**DIRECTION A**: In the dataset entries, begin at the line that has "data-point-leica[interactable] [411, 366, 422, 377]" and stop after the line that has "legend-item-batis[interactable]: Batis [435, 573, 513, 590]". Write those lines out again, swapping "y-tick-label" for "y-axis-label" and leaving everything else unchanged.

**GIVEN PASSAGE**:
-- Begin --
I'll keep you updated as time goes about what is happening on campus, and with me as I get there. Thanks for all of your prayers and support!

26 August 2008

Final Stretch!

Just wanted to keep you updated. Students moved in this weekend at RIT, and classes start on Monday (I'm sure a lot of you know this and are inwardly groaning), but this means that I need to finish raising my support ASAP so that I can be there and start working with students! 

I am currently at 75% of my goal, and only need 7 more partners at $100/month (or the equivalent of that), and am hoping to finish up by Monday. I know this sounds like a huge undertaking, but I believe that God will provide it. It is not too late to get in on the support or get someone you know in on it. You can contribute online at give.ccci.org/give/0607089 or drop something in the mail.  

God is going to do some amazing things in Rochester this year, and I am so excited to be a part of what is going on there. Please pray and trust God with me that He will get me there soon. Love you all!

13 August 2008

Resolution

Well, as I mentioned before that I might not be going to Serbia, it has come. I WILL NOT be in Serbia this year. While it is sad that I won't be able to work with those student and on that team, I am still excited for what God has in store to me. 

Instead, I will be in Rochester NY working on the campuses there. It has never been about location, rather it is all about where I can serve, and I am trusting God to do amazing things this year in Rochester. 

I am still raising support, however, and it turns out that the cost of living in NY is higher than it is in Serbia, so it adds a little more work, but I am trusting God to provide in all ways. I am being challenged to find 15 people to give $100/month, or the equivalent of that. So if you are able to give at all, or know of anyone I can talk to, I would appreciate it a lot.
-- End --
Dataset entries:
-- Begin --
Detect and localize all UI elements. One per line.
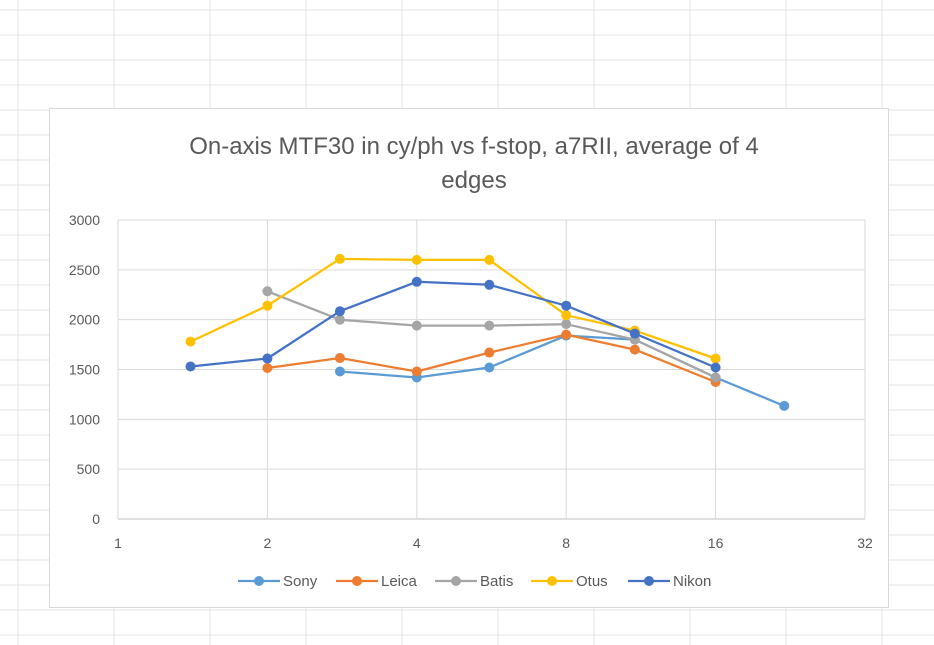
data-point-leica[interactable] [411, 366, 422, 377]
legend-marker-nikon [644, 576, 654, 586]
x-tick-label: 2 [264, 535, 272, 551]
data-point-otus[interactable] [334, 253, 345, 264]
series-lines [185, 253, 790, 411]
data-point-leica[interactable] [484, 347, 495, 358]
series-nikon [185, 276, 721, 373]
y-tick-label: 500 [77, 461, 101, 477]
data-point-nikon[interactable] [334, 306, 345, 317]
y-tick-label: 3000 [69, 212, 100, 228]
series-sony [334, 330, 790, 411]
data-point-otus[interactable] [484, 254, 495, 265]
legend-item-batis[interactable]: Batis [435, 573, 513, 590]
legend-marker-batis [451, 576, 461, 586]
x-tick-label: 16 [708, 535, 724, 551]
data-point-leica[interactable] [262, 363, 273, 374]
data-point-nikon[interactable] [629, 328, 640, 339]
data-point-otus[interactable] [185, 336, 196, 347]
chart-title-line-1: On-axis MTF30 in cy/ph vs f-stop, a7RII,… [189, 133, 759, 160]
x-tick-label: 8 [562, 535, 570, 551]
data-point-sony[interactable] [484, 362, 495, 373]
series-line-nikon [190, 280, 717, 369]
data-point-otus[interactable] [262, 300, 273, 311]
data-point-leica[interactable] [561, 329, 572, 340]
series-line-leica [267, 333, 717, 384]
data-point-otus[interactable] [561, 310, 572, 321]
data-point-batis[interactable] [710, 372, 721, 383]
data-point-nikon[interactable] [484, 279, 495, 290]
y-tick-label: 2500 [69, 262, 100, 278]
data-point-batis[interactable] [484, 320, 495, 331]
data-point-batis[interactable] [262, 286, 273, 297]
y-tick-label: 2000 [69, 312, 100, 328]
legend-label-nikon: Nikon [673, 573, 711, 590]
chart-title-line-2: edges [441, 167, 506, 194]
legend-label-leica: Leica [381, 573, 418, 590]
x-tick-label: 1 [114, 535, 122, 551]
x-tick-label: 4 [413, 535, 421, 551]
legend-item-sony[interactable]: Sony [238, 573, 318, 590]
legend-label-sony: Sony [283, 573, 318, 590]
legend-item-nikon[interactable]: Nikon [628, 573, 711, 590]
axes: 0 500 1000 1500 2000 2500 3000 1 2 4 8 16 32 [69, 212, 873, 551]
data-point-sony[interactable] [779, 400, 790, 411]
data-point-nikon[interactable] [262, 353, 273, 364]
legend-marker-leica [352, 576, 362, 586]
data-point-nikon[interactable] [411, 276, 422, 287]
x-tick-label: 32 [857, 535, 873, 551]
legend-item-otus[interactable]: Otus [531, 573, 608, 590]
data-point-nikon[interactable] [710, 362, 721, 373]
legend-marker-otus [547, 576, 557, 586]
legend-label-otus: Otus [576, 573, 608, 590]
data-point-batis[interactable] [334, 314, 345, 325]
series-leica [262, 329, 721, 387]
data-point-nikon[interactable] [185, 361, 196, 372]
data-point-batis[interactable] [411, 320, 422, 331]
data-point-nikon[interactable] [561, 300, 572, 311]
data-point-otus[interactable] [710, 353, 721, 364]
data-point-sony[interactable] [334, 366, 345, 377]
chart-area[interactable]: On-axis MTF30 in cy/ph vs f-stop, a7RII,… [49, 108, 889, 608]
line-chart: On-axis MTF30 in cy/ph vs f-stop, a7RII,… [69, 133, 873, 590]
data-point-batis[interactable] [561, 319, 572, 330]
y-tick-label: 0 [92, 511, 100, 527]
data-point-leica[interactable] [629, 344, 640, 355]
data-point-leica[interactable] [334, 353, 345, 364]
y-tick-label: 1000 [69, 411, 100, 427]
legend-marker-sony [254, 576, 264, 586]
legend: Sony Leica Batis Otus Nikon [238, 573, 711, 590]
legend-label-batis: Batis [480, 573, 513, 590]
data-point-otus[interactable] [411, 254, 422, 265]
legend-item-leica[interactable]: Leica [336, 573, 418, 590]
y-tick-label: 1500 [69, 362, 100, 378]
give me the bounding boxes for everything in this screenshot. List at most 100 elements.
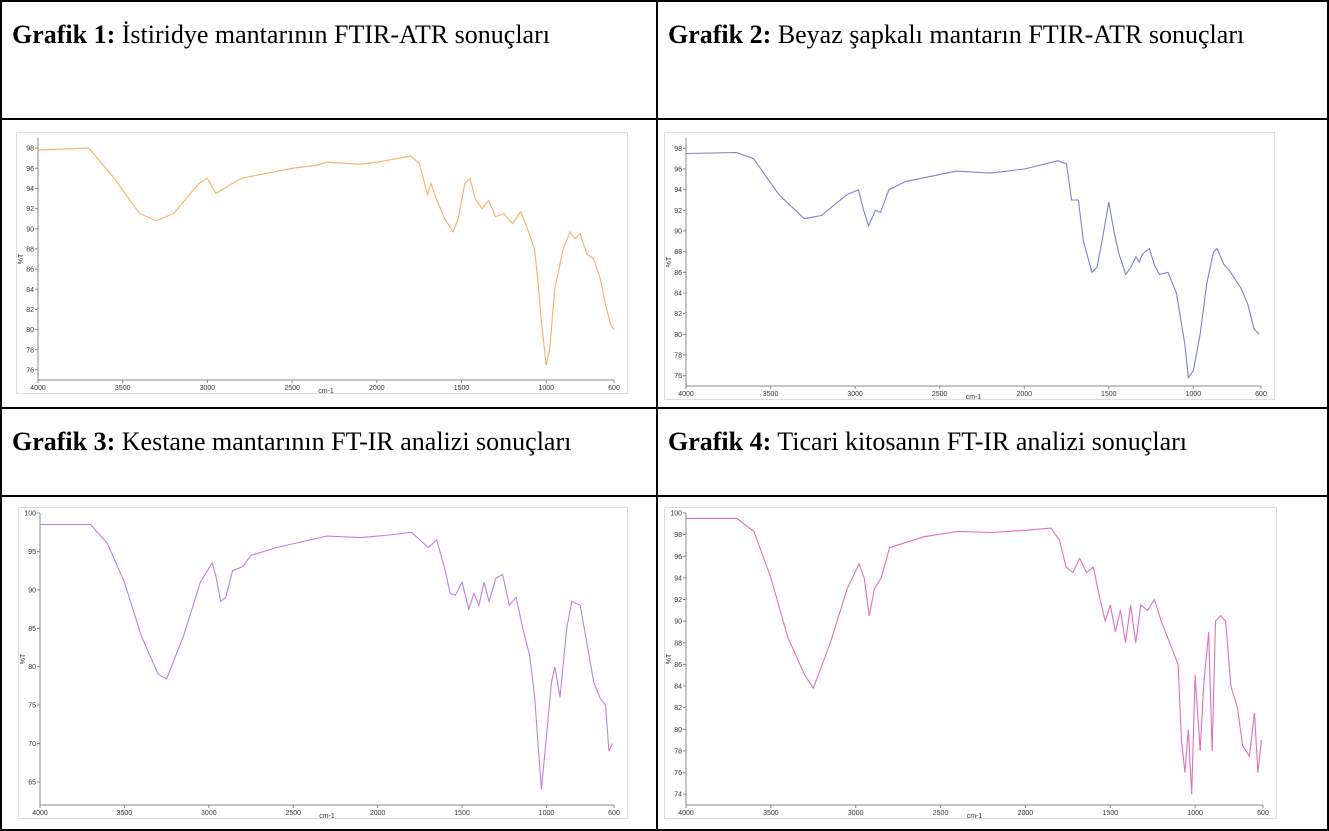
-- End --
**DIRECTION B**: Summarize the blog updates in two sentences.

**RESPONSE A**:
data-point-leica[interactable] [411, 366, 422, 377]
legend-marker-nikon [644, 576, 654, 586]
x-tick-label: 2 [264, 535, 272, 551]
data-point-otus[interactable] [334, 253, 345, 264]
series-lines [185, 253, 790, 411]
data-point-leica[interactable] [484, 347, 495, 358]
series-nikon [185, 276, 721, 373]
y-axis-label: 500 [77, 461, 101, 477]
data-point-nikon[interactable] [334, 306, 345, 317]
y-axis-label: 3000 [69, 212, 100, 228]
series-sony [334, 330, 790, 411]
data-point-otus[interactable] [484, 254, 495, 265]
legend-item-batis[interactable]: Batis [435, 573, 513, 590]

**RESPONSE B**: On 13 August 2008, the writer announced they would not be in Serbia that year and would instead work on the campuses in Rochester, NY. The writer was still raising support for the higher cost of living there, and by 26 August, with students moved in at RIT and classes starting Monday, was at 75% of the goal and needed 7 more partners at $100/month, who could give online or by mail.